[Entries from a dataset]

▼

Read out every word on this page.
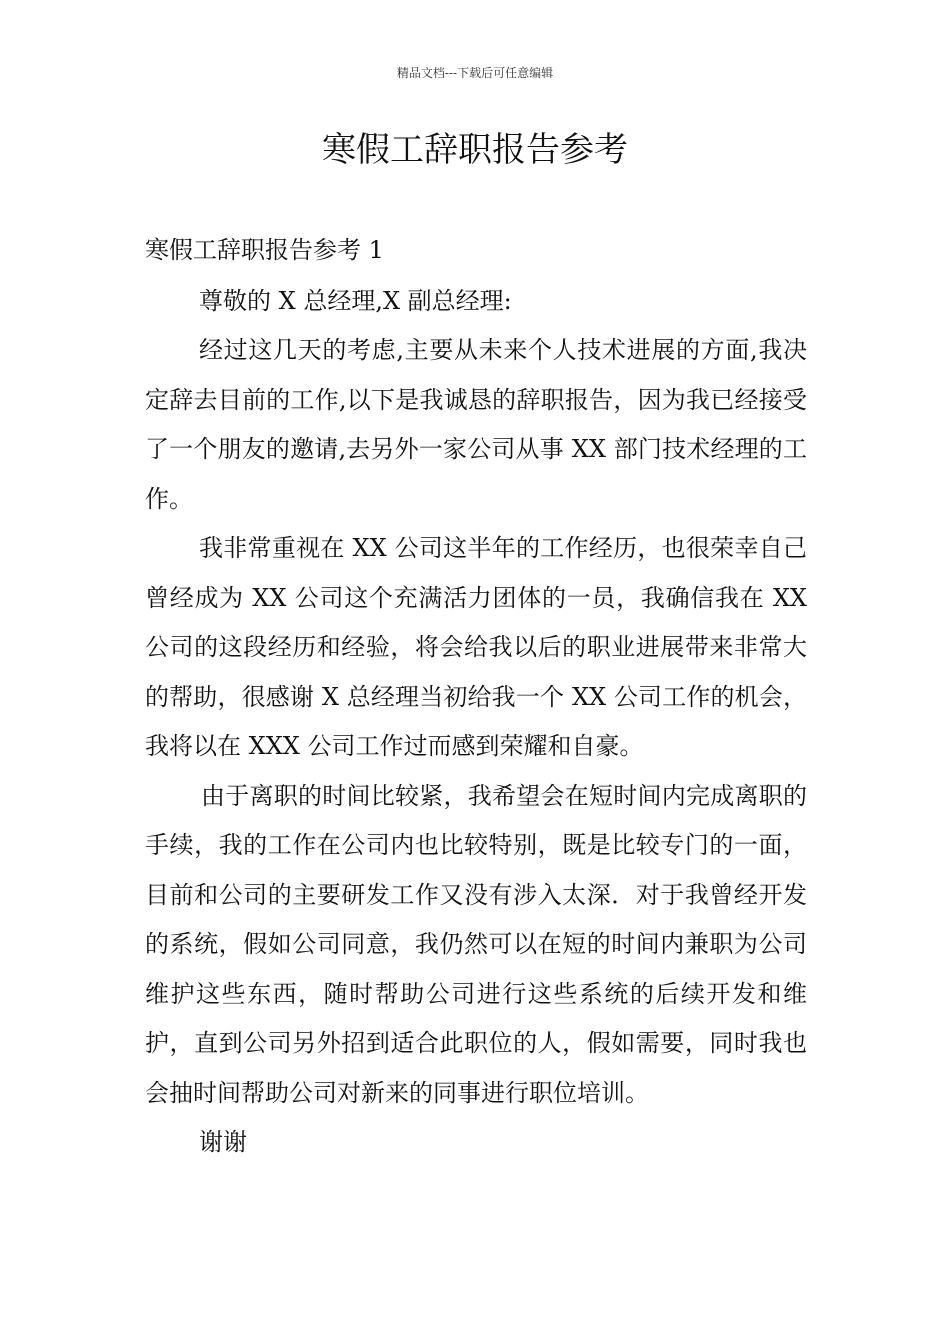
精品文档---下载后可任意编辑
寒假工辞职报告参考

寒假工辞职报告参考 1

尊敬的 X 总经理,X 副总经理:

经过这几天的考虑,主要从未来个人技术进展的方面,我决定辞去目前的工作,以下是我诚恳的辞职报告，因为我已经接受了一个朋友的邀请,去另外一家公司从事 XX 部门技术经理的工作。

我非常重视在 XX 公司这半年的工作经历，也很荣幸自己曾经成为 XX 公司这个充满活力团体的一员，我确信我在 XX 公司的这段经历和经验，将会给我以后的职业进展带来非常大的帮助，很感谢 X 总经理当初给我一个 XX 公司工作的机会，我将以在 XXX 公司工作过而感到荣耀和自豪。

由于离职的时间比较紧，我希望会在短时间内完成离职的手续，我的工作在公司内也比较特别，既是比较专门的一面，目前和公司的主要研发工作又没有涉入太深．对于我曾经开发的系统，假如公司同意，我仍然可以在短的时间内兼职为公司维护这些东西，随时帮助公司进行这些系统的后续开发和维护，直到公司另外招到适合此职位的人，假如需要，同时我也会抽时间帮助公司对新来的同事进行职位培训。

谢谢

▲

Description of the task —
Each record above is to be restated exactly, with its pictures removed from the copy.

Exercise answer —
Read out every word on this page.
精品文档---下载后可任意编辑
寒假工辞职报告参考

寒假工辞职报告参考 1

尊敬的 X 总经理,X 副总经理:

经过这几天的考虑,主要从未来个人技术进展的方面,我决定辞去目前的工作,以下是我诚恳的辞职报告，因为我已经接受了一个朋友的邀请,去另外一家公司从事 XX 部门技术经理的工作。

我非常重视在 XX 公司这半年的工作经历，也很荣幸自己曾经成为 XX 公司这个充满活力团体的一员，我确信我在 XX 公司的这段经历和经验，将会给我以后的职业进展带来非常大的帮助，很感谢 X 总经理当初给我一个 XX 公司工作的机会，我将以在 XXX 公司工作过而感到荣耀和自豪。

由于离职的时间比较紧，我希望会在短时间内完成离职的手续，我的工作在公司内也比较特别，既是比较专门的一面，目前和公司的主要研发工作又没有涉入太深．对于我曾经开发的系统，假如公司同意，我仍然可以在短的时间内兼职为公司维护这些东西，随时帮助公司进行这些系统的后续开发和维护，直到公司另外招到适合此职位的人，假如需要，同时我也会抽时间帮助公司对新来的同事进行职位培训。

谢谢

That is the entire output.